» **DIRECTION**
Return every line of the material exactly.
⁂
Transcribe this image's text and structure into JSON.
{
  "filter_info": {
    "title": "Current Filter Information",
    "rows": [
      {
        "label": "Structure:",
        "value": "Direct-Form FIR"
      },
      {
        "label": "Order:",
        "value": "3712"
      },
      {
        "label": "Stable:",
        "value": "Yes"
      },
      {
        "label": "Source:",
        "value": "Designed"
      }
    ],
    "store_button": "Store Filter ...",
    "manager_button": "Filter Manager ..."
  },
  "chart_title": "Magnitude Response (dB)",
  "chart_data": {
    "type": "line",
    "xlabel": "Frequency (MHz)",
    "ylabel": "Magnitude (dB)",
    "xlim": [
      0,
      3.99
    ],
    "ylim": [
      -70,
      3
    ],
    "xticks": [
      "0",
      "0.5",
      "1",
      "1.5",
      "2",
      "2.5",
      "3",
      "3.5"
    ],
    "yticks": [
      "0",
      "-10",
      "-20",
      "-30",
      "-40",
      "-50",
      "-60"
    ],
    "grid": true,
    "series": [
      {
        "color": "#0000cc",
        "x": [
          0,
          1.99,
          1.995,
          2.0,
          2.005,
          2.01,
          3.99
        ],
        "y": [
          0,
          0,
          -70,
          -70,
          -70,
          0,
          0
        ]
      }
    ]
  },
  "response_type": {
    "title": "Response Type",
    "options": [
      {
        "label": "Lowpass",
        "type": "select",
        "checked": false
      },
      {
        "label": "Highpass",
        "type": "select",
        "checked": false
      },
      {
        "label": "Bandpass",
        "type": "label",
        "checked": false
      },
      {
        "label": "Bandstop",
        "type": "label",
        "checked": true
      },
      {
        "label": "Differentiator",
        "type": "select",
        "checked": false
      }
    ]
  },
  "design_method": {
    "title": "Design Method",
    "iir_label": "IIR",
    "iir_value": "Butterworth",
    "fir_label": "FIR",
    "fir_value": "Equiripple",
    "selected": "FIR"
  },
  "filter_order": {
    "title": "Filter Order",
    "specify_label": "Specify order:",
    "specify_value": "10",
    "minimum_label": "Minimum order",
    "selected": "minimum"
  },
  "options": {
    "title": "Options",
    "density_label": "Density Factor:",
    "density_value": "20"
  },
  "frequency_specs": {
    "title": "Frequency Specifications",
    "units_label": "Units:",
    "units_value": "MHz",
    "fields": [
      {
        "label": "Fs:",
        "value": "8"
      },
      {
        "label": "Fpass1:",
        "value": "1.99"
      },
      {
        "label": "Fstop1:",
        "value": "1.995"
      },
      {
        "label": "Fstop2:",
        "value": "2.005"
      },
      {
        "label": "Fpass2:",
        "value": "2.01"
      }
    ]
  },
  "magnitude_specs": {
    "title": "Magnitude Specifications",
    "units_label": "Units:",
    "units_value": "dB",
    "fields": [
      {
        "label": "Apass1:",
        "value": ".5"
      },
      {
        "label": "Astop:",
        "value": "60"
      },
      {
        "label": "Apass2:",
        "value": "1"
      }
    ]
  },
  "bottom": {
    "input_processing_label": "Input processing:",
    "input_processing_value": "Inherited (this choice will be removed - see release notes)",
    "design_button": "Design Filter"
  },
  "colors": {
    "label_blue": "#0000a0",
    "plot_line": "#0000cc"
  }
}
⁂
» **OUTPUT OF THE TASK**
Transcribe this image's text and structure into JSON.
{
  "filter_info": {
    "title": "Current Filter Information",
    "rows": [
      {
        "label": "Structure:",
        "value": "Direct-Form FIR"
      },
      {
        "label": "Order:",
        "value": "3712"
      },
      {
        "label": "Stable:",
        "value": "Yes"
      },
      {
        "label": "Source:",
        "value": "Designed"
      }
    ],
    "store_button": "Store Filter ...",
    "manager_button": "Filter Manager ..."
  },
  "chart_title": "Magnitude Response (dB)",
  "chart_data": {
    "type": "line",
    "xlabel": "Frequency (MHz)",
    "ylabel": "Magnitude (dB)",
    "xlim": [
      0,
      3.99
    ],
    "ylim": [
      -70,
      3
    ],
    "xticks": [
      "0",
      "0.5",
      "1",
      "1.5",
      "2",
      "2.5",
      "3",
      "3.5"
    ],
    "yticks": [
      "0",
      "-10",
      "-20",
      "-30",
      "-40",
      "-50",
      "-60"
    ],
    "grid": true,
    "series": [
      {
        "color": "#0000cc",
        "x": [
          0,
          1.99,
          1.995,
          2.0,
          2.005,
          2.01,
          3.99
        ],
        "y": [
          0,
          0,
          -70,
          -70,
          -70,
          0,
          0
        ]
      }
    ]
  },
  "response_type": {
    "title": "Response Type",
    "options": [
      {
        "label": "Lowpass",
        "type": "select",
        "checked": false
      },
      {
        "label": "Highpass",
        "type": "select",
        "checked": false
      },
      {
        "label": "Bandpass",
        "type": "label",
        "checked": false
      },
      {
        "label": "Bandstop",
        "type": "label",
        "checked": true
      },
      {
        "label": "Differentiator",
        "type": "select",
        "checked": false
      }
    ]
  },
  "design_method": {
    "title": "Design Method",
    "iir_label": "IIR",
    "iir_value": "Butterworth",
    "fir_label": "FIR",
    "fir_value": "Equiripple",
    "selected": "FIR"
  },
  "filter_order": {
    "title": "Filter Order",
    "specify_label": "Specify order:",
    "specify_value": "10",
    "minimum_label": "Minimum order",
    "selected": "minimum"
  },
  "options": {
    "title": "Options",
    "density_label": "Density Factor:",
    "density_value": "20"
  },
  "frequency_specs": {
    "title": "Frequency Specifications",
    "units_label": "Units:",
    "units_value": "MHz",
    "fields": [
      {
        "label": "Fs:",
        "value": "8"
      },
      {
        "label": "Fpass1:",
        "value": "1.99"
      },
      {
        "label": "Fstop1:",
        "value": "1.995"
      },
      {
        "label": "Fstop2:",
        "value": "2.005"
      },
      {
        "label": "Fpass2:",
        "value": "2.01"
      }
    ]
  },
  "magnitude_specs": {
    "title": "Magnitude Specifications",
    "units_label": "Units:",
    "units_value": "dB",
    "fields": [
      {
        "label": "Apass1:",
        "value": ".5"
      },
      {
        "label": "Astop:",
        "value": "60"
      },
      {
        "label": "Apass2:",
        "value": "1"
      }
    ]
  },
  "bottom": {
    "input_processing_label": "Input processing:",
    "input_processing_value": "Inherited (this choice will be removed - see release notes)",
    "design_button": "Design Filter"
  },
  "colors": {
    "label_blue": "#0000a0",
    "plot_line": "#0000cc"
  }
}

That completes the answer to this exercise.